[Dataset entries]
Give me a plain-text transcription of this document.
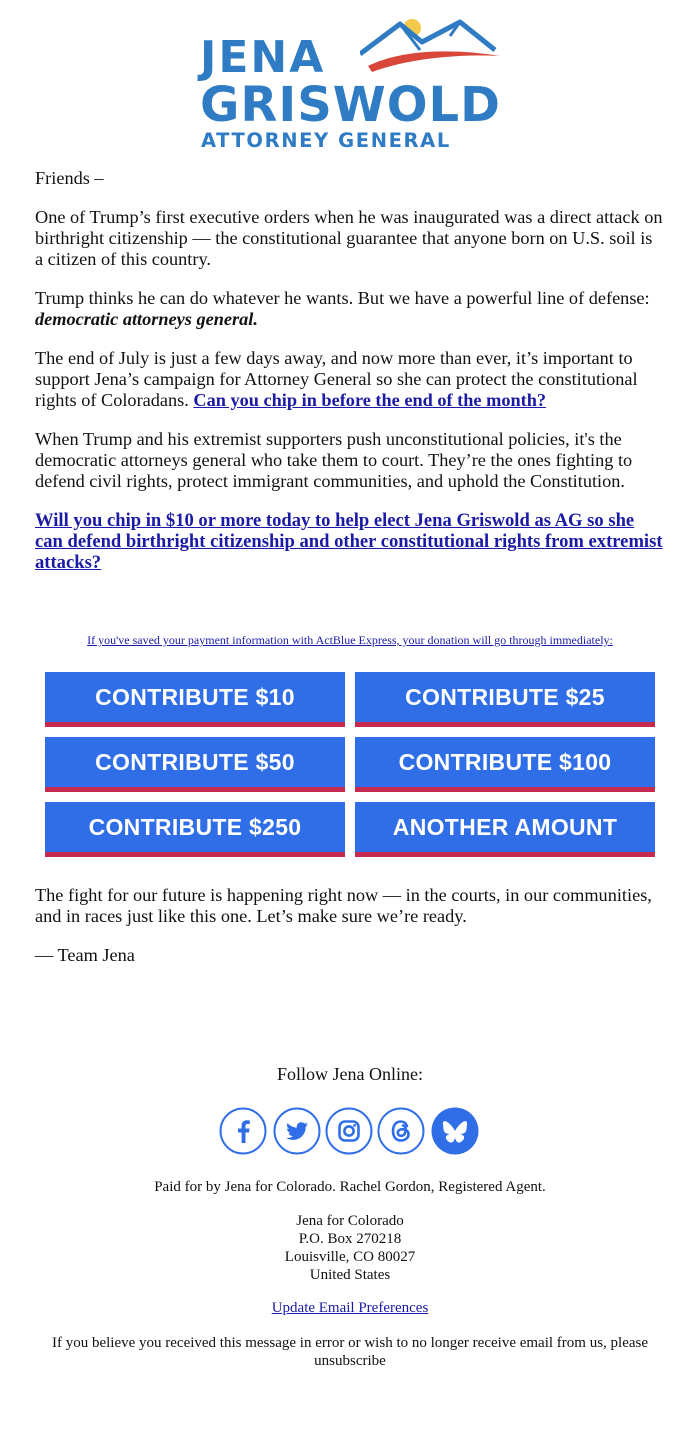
JENA
GRISWOLD
ATTORNEY GENERAL

Friends –

One of Trump’s first executive orders when he was inaugurated was a direct attack on birthright citizenship — the constitutional guarantee that anyone born on U.S. soil is a citizen of this country.

Trump thinks he can do whatever he wants. But we have a powerful line of defense: democratic attorneys general.

The end of July is just a few days away, and now more than ever, it’s important to support Jena’s campaign for Attorney General so she can protect the constitutional rights of Coloradans. Can you chip in before the end of the month?

When Trump and his extremist supporters push unconstitutional policies, it's the democratic attorneys general who take them to court. They’re the ones fighting to defend civil rights, protect immigrant communities, and uphold the Constitution.

Will you chip in $10 or more today to help elect Jena Griswold as AG so she can defend birthright citizenship and other constitutional rights from extremist attacks?

If you've saved your payment information with ActBlue Express, your donation will go through immediately:
CONTRIBUTE $10	CONTRIBUTE $25
CONTRIBUTE $50	CONTRIBUTE $100
CONTRIBUTE $250	ANOTHER AMOUNT

The fight for our future is happening right now — in the courts, in our communities, and in races just like this one. Let’s make sure we’re ready.

— Team Jena

Follow Jena Online:
Paid for by Jena for Colorado. Rachel Gordon, Registered Agent.
Jena for Colorado
P.O. Box 270218
Louisville, CO 80027
United States
Update Email Preferences
If you believe you received this message in error or wish to no longer receive email from us, please unsubscribe
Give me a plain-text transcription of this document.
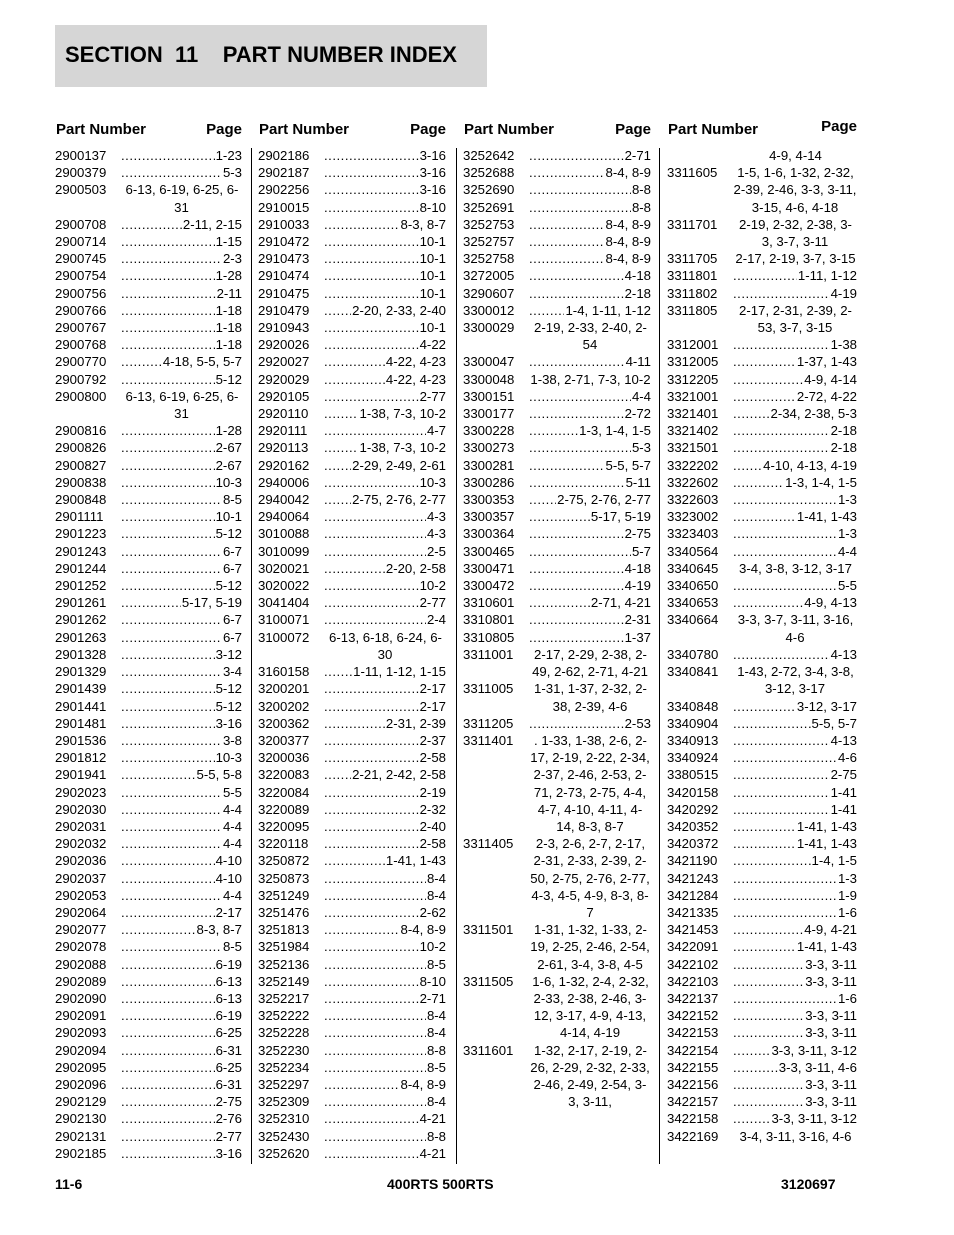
SECTION  11    PART NUMBER INDEX
Part Number	Page
2900137 .....	1-23
2900379 .....	5-3
2900503	6-13, 6-19, 6-25, 6-31
2900708 .....	2-11, 2-15
2900714 .....	1-15
2900745 .....	2-3
2900754 .....	1-28
2900756 .....	2-11
2900766 .....	1-18
2900767 .....	1-18
2900768 .....	1-18
2900770 .....	4-18, 5-5, 5-7
2900792 .....	5-12
2900800	6-13, 6-19, 6-25, 6-31
2900816 .....	1-28
2900826 .....	2-67
2900827 .....	2-67
2900838 .....	10-3
2900848 .....	8-5
2901111 .....	10-1
2901223 .....	5-12
2901243 .....	6-7
2901244 .....	6-7
2901252 .....	5-12
2901261 .....	5-17, 5-19
2901262 .....	6-7
2901263 .....	6-7
2901328 .....	3-12
2901329 .....	3-4
2901439 .....	5-12
2901441 .....	5-12
2901481 .....	3-16
2901536 .....	3-8
2901812 .....	10-3
2901941 .....	5-5, 5-8
2902023 .....	5-5
2902030 .....	4-4
2902031 .....	4-4
2902032 .....	4-4
2902036 .....	4-10
2902037 .....	4-10
2902053 .....	4-4
2902064 .....	2-17
2902077 .....	8-3, 8-7
2902078 .....	8-5
2902088 .....	6-19
2902089 .....	6-13
2902090 .....	6-13
2902091 .....	6-19
2902093 .....	6-25
2902094 .....	6-31
2902095 .....	6-25
2902096 .....	6-31
2902129 .....	2-75
2902130 .....	2-76
2902131 .....	2-77
2902185 .....	3-16
Part Number	Page
2902186 .....	3-16
2902187 .....	3-16
2902256 .....	3-16
2910015 .....	8-10
2910033 .....	8-3, 8-7
2910472 .....	10-1
2910473 .....	10-1
2910474 .....	10-1
2910475 .....	10-1
2910479 .....	2-20, 2-33, 2-40
2910943 .....	10-1
2920026 .....	4-22
2920027 .....	4-22, 4-23
2920029 .....	4-22, 4-23
2920105 .....	2-77
2920110 .....	1-38, 7-3, 10-2
2920111 .....	4-7
2920113 .....	1-38, 7-3, 10-2
2920162 .....	2-29, 2-49, 2-61
2940006 .....	10-3
2940042 .....	2-75, 2-76, 2-77
2940064 .....	4-3
3010088 .....	4-3
3010099 .....	2-5
3020021 .....	2-20, 2-58
3020022 .....	10-2
3041404 .....	2-77
3100071 .....	2-4
3100072	6-13, 6-18, 6-24, 6-30
3160158 .....	1-11, 1-12, 1-15
3200201 .....	2-17
3200202 .....	2-17
3200362 .....	2-31, 2-39
3200377 .....	2-37
3200036 .....	2-58
3220083 .....	2-21, 2-42, 2-58
3220084 .....	2-19
3220089 .....	2-32
3220095 .....	2-40
3220118 .....	2-58
3250872 .....	1-41, 1-43
3250873 .....	8-4
3251249 .....	8-4
3251476 .....	2-62
3251813 .....	8-4, 8-9
3251984 .....	10-2
3252136 .....	8-5
3252149 .....	8-10
3252217 .....	2-71
3252222 .....	8-4
3252228 .....	8-4
3252230 .....	8-8
3252234 .....	8-5
3252297 .....	8-4, 8-9
3252309 .....	8-4
3252310 .....	4-21
3252430 .....	8-8
3252620 .....	4-21
Part Number	Page
3252642 .....	2-71
3252688 .....	8-4, 8-9
3252690 .....	8-8
3252691 .....	8-8
3252753 .....	8-4, 8-9
3252757 .....	8-4, 8-9
3252758 .....	8-4, 8-9
3272005 .....	4-18
3290607 .....	2-18
3300012 .....	1-4, 1-11, 1-12
3300029	2-19, 2-33, 2-40, 2-54
3300047 .....	4-11
3300048	1-38, 2-71, 7-3, 10-2
3300151 .....	4-4
3300177 .....	2-72
3300228 .....	1-3, 1-4, 1-5
3300273 .....	5-3
3300281 .....	5-5, 5-7
3300286 .....	5-11
3300353 .....	2-75, 2-76, 2-77
3300357 .....	5-17, 5-19
3300364 .....	2-75
3300465 .....	5-7
3300471 .....	4-18
3300472 .....	4-19
3310601 .....	2-71, 4-21
3310801 .....	2-31
3310805 .....	1-37
3311001	2-17, 2-29, 2-38, 2-49, 2-62, 2-71, 4-21
3311005	1-31, 1-37, 2-32, 2-38, 2-39, 4-6
3311205 .....	2-53
3311401	. 1-33, 1-38, 2-6, 2-17, 2-19, 2-22, 2-34, 2-37, 2-46, 2-53, 2-71, 2-73, 2-75, 4-4, 4-7, 4-10, 4-11, 4-14, 8-3, 8-7
3311405	2-3, 2-6, 2-7, 2-17, 2-31, 2-33, 2-39, 2-50, 2-75, 2-76, 2-77, 4-3, 4-5, 4-9, 8-3, 8-7
3311501	1-31, 1-32, 1-33, 2-19, 2-25, 2-46, 2-54, 2-61, 3-4, 3-8, 4-5
3311505	1-6, 1-32, 2-4, 2-32, 2-33, 2-38, 2-46, 3-12, 3-17, 4-9, 4-13, 4-14, 4-19
3311601	1-32, 2-17, 2-19, 2-26, 2-29, 2-32, 2-33, 2-46, 2-49, 2-54, 3-3, 3-11,
Part Number	Page
4-9, 4-14
3311605	1-5, 1-6, 1-32, 2-32, 2-39, 2-46, 3-3, 3-11, 3-15, 4-6, 4-18
3311701	2-19, 2-32, 2-38, 3-3, 3-7, 3-11
3311705	2-17, 2-19, 3-7, 3-15
3311801 .....	1-11, 1-12
3311802 .....	4-19
3311805	2-17, 2-31, 2-39, 2-53, 3-7, 3-15
3312001 .....	1-38
3312005 .....	1-37, 1-43
3312205 .....	4-9, 4-14
3321001 .....	2-72, 4-22
3321401 .....	2-34, 2-38, 5-3
3321402 .....	2-18
3321501 .....	2-18
3322202 .....	4-10, 4-13, 4-19
3322602 .....	1-3, 1-4, 1-5
3322603 .....	1-3
3323002 .....	1-41, 1-43
3323403 .....	1-3
3340564 .....	4-4
3340645	3-4, 3-8, 3-12, 3-17
3340650 .....	5-5
3340653 .....	4-9, 4-13
3340664	3-3, 3-7, 3-11, 3-16, 4-6
3340780 .....	4-13
3340841	1-43, 2-72, 3-4, 3-8, 3-12, 3-17
3340848 .....	3-12, 3-17
3340904 .....	5-5, 5-7
3340913 .....	4-13
3340924 .....	4-6
3380515 .....	2-75
3420158 .....	1-41
3420292 .....	1-41
3420352 .....	1-41, 1-43
3420372 .....	1-41, 1-43
3421190 .....	1-4, 1-5
3421243 .....	1-3
3421284 .....	1-9
3421335 .....	1-6
3421453 .....	4-9, 4-21
3422091 .....	1-41, 1-43
3422102 .....	3-3, 3-11
3422103 .....	3-3, 3-11
3422137 .....	1-6
3422152 .....	3-3, 3-11
3422153 .....	3-3, 3-11
3422154 .....	3-3, 3-11, 3-12
3422155 .....	3-3, 3-11, 4-6
3422156 .....	3-3, 3-11
3422157 .....	3-3, 3-11
3422158 .....	3-3, 3-11, 3-12
3422169	3-4, 3-11, 3-16, 4-6
11-6	400RTS 500RTS	3120697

[EXERCISE INSTRUCTIONS]
Count each line with "from" in it and report that figure by itself.

[OUTPUT FOR THIS TASK]
2